Figure contents as structured data:
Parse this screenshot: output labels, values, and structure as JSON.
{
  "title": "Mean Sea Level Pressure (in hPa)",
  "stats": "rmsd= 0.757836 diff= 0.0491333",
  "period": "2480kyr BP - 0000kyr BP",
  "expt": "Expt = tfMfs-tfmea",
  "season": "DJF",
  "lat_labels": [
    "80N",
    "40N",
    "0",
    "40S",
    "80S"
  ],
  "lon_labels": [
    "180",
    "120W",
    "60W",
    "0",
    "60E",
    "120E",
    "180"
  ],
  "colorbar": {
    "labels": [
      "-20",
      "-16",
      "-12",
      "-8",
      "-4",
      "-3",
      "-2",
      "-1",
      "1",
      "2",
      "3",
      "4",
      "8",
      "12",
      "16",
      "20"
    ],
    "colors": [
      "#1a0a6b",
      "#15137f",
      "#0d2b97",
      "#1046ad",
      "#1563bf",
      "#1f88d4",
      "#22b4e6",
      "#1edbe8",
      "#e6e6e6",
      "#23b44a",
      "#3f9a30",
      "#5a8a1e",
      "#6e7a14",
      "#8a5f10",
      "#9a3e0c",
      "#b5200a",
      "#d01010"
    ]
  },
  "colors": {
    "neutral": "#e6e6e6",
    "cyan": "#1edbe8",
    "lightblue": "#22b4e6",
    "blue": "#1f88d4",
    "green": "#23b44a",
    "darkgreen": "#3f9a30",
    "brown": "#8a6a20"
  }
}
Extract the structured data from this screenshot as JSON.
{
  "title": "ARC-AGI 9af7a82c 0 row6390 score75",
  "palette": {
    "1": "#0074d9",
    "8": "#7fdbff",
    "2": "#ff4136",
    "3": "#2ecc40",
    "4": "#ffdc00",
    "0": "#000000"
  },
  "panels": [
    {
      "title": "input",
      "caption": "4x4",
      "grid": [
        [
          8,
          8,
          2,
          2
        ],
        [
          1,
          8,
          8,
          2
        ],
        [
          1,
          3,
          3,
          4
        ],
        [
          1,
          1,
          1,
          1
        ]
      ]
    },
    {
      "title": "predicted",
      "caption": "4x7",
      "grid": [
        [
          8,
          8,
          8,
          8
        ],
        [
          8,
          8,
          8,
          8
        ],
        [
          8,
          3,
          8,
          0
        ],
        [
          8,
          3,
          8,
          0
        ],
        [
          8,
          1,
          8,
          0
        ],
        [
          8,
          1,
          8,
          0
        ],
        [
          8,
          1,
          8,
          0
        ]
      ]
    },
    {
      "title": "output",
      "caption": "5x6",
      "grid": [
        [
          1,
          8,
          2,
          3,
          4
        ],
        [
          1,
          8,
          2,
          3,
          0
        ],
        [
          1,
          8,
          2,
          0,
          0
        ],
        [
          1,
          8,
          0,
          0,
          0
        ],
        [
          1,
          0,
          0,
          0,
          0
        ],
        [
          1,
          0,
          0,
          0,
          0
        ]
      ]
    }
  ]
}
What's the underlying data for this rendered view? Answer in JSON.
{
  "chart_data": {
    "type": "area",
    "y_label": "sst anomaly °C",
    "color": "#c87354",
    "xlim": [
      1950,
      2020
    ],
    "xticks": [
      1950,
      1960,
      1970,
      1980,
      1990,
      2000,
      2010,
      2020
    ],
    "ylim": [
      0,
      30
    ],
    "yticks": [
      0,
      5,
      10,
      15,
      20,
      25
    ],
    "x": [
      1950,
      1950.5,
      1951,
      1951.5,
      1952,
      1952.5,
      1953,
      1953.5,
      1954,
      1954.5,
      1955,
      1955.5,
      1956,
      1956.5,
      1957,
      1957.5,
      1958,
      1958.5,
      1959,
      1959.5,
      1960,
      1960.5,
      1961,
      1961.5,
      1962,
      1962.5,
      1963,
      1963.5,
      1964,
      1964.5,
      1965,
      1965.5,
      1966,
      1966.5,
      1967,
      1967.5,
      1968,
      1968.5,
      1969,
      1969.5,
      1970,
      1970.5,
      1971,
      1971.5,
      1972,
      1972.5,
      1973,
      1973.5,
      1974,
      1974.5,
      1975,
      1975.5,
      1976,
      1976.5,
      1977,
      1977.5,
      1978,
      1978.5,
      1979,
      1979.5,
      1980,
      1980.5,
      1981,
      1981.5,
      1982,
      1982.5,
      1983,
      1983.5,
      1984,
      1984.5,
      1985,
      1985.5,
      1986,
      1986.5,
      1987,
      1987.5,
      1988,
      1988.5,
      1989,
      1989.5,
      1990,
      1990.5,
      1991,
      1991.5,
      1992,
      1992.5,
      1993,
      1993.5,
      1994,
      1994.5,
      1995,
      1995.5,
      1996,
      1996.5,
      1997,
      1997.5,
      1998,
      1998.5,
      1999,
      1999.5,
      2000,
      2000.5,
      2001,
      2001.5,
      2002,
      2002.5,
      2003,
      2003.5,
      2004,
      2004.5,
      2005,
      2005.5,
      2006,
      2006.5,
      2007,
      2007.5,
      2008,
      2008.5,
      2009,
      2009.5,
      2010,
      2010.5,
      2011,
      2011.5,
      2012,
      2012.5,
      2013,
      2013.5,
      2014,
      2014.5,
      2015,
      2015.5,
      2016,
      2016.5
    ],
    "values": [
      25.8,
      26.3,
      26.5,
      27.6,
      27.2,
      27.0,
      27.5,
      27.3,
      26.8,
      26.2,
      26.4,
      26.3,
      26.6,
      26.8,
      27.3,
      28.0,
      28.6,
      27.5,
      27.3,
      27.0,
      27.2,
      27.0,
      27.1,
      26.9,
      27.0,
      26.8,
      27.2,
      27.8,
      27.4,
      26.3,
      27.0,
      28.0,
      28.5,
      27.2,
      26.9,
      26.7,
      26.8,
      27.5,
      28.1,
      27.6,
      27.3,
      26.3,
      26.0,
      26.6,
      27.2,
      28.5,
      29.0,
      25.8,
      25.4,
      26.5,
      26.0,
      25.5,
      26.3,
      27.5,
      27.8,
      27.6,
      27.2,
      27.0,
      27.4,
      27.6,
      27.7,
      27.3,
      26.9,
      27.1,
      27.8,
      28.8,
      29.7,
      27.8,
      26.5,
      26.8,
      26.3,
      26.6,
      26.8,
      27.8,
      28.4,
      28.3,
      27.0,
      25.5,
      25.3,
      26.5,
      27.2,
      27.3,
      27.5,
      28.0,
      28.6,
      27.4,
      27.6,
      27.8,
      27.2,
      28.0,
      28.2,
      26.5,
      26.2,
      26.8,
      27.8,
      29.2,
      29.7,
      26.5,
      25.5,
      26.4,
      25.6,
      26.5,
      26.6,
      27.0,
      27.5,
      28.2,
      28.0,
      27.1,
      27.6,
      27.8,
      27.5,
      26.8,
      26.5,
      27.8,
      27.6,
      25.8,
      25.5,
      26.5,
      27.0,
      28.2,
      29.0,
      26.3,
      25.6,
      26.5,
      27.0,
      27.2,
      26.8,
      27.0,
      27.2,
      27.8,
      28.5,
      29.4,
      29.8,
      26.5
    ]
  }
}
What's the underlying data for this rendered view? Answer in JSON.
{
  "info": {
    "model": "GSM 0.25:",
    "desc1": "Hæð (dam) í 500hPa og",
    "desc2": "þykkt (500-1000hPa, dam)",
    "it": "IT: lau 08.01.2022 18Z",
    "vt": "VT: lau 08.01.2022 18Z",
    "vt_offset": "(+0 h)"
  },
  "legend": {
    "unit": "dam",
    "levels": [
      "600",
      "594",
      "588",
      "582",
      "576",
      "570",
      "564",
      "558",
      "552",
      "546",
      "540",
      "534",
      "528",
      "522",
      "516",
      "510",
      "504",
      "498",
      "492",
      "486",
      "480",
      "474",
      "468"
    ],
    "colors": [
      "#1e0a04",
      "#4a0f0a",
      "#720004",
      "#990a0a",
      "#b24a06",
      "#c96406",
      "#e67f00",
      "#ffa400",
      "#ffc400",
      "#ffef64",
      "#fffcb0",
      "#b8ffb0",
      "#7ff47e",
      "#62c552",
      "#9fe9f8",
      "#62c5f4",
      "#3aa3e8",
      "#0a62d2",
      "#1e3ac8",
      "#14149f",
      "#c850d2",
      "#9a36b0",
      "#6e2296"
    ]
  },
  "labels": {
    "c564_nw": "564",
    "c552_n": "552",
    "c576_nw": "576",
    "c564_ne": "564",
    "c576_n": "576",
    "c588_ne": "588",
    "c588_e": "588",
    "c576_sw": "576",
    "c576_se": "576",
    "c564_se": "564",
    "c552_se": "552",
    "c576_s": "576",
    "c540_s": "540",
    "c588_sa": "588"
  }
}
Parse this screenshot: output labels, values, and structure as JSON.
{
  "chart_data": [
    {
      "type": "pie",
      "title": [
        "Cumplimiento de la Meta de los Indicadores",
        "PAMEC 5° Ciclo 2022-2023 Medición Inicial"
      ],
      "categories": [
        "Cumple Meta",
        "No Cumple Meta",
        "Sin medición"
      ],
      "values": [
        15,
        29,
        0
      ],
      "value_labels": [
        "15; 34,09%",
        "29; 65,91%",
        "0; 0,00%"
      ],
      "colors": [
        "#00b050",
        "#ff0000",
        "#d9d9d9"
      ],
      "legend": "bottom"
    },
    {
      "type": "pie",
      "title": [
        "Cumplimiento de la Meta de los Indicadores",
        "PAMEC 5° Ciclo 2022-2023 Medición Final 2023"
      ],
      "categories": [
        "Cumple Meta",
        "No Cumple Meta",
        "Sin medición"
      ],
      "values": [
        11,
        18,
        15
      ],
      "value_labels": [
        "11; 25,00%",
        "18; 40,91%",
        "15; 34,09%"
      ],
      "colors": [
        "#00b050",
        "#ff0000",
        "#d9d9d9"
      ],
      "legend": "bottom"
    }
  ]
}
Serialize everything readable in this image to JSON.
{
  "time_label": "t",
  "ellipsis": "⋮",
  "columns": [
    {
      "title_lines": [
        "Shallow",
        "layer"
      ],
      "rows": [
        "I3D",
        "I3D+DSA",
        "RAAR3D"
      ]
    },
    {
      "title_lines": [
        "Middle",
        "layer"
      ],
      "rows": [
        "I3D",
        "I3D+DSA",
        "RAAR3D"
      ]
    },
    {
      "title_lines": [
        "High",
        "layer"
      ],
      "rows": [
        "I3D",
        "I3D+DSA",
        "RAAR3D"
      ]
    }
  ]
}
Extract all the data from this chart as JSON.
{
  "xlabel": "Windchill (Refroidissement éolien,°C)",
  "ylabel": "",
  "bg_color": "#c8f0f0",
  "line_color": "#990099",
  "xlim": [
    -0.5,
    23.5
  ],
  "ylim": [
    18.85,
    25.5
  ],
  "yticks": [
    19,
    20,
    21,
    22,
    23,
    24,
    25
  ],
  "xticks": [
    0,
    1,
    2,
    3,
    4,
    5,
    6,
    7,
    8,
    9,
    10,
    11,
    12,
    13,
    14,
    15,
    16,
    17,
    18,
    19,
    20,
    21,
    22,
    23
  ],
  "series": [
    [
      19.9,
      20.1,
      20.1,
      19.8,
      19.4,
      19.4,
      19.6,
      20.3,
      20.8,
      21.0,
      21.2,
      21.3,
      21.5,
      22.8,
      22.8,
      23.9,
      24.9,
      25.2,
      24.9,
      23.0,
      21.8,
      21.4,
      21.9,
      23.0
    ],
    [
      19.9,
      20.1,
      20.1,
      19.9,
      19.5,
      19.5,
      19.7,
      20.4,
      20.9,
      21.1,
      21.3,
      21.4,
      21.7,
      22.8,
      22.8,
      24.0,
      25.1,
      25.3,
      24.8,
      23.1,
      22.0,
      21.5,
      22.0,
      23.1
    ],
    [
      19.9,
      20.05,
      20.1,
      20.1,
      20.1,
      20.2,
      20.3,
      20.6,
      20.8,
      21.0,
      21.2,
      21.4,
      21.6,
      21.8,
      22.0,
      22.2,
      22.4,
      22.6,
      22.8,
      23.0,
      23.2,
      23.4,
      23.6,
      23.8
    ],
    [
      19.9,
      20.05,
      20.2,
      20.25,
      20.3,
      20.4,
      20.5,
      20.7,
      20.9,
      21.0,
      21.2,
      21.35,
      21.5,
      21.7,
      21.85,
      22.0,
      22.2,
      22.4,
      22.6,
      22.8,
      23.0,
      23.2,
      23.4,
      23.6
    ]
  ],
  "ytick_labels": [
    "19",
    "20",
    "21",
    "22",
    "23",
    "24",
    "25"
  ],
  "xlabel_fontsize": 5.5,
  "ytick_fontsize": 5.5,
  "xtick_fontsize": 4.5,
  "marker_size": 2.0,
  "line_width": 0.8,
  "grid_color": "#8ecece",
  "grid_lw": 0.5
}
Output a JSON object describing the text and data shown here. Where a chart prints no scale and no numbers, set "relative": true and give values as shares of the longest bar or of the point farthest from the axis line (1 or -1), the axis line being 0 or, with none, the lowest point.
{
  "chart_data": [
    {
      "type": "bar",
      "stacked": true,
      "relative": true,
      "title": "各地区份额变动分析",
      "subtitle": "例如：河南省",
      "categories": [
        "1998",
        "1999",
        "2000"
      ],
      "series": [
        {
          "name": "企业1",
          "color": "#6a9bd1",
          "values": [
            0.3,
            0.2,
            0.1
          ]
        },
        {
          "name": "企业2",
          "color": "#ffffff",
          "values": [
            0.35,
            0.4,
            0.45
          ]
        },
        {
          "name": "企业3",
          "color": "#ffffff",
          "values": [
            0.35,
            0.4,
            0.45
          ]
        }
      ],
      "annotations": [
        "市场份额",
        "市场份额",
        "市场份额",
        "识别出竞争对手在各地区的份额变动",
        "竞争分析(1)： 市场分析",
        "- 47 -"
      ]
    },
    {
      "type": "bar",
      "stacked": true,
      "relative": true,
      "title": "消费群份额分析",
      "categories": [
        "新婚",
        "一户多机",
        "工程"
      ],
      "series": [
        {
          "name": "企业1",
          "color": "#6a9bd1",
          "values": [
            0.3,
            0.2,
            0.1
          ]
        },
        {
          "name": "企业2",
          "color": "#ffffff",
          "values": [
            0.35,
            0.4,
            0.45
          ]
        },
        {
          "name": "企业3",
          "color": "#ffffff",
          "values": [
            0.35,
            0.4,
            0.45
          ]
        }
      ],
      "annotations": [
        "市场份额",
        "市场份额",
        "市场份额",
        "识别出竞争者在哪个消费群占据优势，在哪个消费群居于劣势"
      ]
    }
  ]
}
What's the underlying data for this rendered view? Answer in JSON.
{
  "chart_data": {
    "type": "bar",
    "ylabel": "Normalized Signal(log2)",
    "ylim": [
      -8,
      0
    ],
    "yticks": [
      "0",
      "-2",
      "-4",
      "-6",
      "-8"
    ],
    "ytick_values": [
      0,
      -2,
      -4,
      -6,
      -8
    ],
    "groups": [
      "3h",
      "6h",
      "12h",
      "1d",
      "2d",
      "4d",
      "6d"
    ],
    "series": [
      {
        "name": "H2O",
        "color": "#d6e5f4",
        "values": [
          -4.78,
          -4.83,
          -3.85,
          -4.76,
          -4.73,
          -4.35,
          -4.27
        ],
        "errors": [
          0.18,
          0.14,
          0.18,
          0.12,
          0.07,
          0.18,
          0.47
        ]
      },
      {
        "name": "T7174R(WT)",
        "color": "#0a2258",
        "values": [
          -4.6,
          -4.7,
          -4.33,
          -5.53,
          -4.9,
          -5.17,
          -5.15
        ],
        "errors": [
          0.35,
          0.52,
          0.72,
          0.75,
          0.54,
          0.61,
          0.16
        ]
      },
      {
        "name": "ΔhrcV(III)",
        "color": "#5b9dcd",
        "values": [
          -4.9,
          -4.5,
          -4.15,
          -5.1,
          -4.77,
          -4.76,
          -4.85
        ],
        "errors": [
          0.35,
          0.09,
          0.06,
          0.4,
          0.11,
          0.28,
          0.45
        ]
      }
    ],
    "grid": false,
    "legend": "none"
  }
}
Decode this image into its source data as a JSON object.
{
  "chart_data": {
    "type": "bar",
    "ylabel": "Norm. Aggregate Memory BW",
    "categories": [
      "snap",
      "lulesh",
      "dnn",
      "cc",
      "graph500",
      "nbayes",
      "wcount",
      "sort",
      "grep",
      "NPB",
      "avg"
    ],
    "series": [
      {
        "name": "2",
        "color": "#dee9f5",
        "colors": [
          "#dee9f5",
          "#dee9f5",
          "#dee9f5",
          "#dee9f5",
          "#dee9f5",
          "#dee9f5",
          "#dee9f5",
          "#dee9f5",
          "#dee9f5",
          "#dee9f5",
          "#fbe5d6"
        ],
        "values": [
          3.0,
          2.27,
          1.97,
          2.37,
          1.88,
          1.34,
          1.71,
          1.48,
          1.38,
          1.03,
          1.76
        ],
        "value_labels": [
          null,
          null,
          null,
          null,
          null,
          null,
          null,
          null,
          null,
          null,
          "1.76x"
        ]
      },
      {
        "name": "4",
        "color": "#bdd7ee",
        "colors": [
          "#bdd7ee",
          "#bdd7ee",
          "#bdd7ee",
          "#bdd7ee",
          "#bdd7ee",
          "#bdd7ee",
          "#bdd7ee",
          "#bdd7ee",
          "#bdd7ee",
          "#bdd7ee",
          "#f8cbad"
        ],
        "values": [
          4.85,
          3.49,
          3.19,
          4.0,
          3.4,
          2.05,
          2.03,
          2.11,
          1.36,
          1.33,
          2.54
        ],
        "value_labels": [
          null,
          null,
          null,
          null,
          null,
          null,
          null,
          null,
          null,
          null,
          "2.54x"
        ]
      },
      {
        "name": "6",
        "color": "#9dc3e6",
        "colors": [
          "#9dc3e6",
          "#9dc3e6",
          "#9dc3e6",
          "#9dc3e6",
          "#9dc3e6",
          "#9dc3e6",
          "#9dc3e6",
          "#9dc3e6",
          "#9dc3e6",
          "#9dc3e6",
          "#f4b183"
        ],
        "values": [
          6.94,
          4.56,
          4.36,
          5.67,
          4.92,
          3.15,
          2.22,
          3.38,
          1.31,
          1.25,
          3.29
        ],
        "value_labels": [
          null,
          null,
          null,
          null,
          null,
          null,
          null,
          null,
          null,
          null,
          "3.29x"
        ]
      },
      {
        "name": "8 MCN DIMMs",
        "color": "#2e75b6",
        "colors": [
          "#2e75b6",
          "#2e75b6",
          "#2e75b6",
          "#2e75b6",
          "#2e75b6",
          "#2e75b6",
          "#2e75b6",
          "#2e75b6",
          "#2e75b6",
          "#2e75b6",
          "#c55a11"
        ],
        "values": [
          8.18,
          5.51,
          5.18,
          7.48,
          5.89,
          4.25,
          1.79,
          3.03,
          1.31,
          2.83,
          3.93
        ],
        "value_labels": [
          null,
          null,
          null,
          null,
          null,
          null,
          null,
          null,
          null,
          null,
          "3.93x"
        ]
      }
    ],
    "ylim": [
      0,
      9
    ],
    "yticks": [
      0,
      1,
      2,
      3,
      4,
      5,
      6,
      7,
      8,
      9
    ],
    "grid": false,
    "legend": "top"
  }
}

▶ [Exercise brief]:
Copy each line holding the word "Extract" from the listing above.

▶ [Expected answer]:
Extract the structured data from this screenshot as JSON.
Extract all the data from this chart as JSON.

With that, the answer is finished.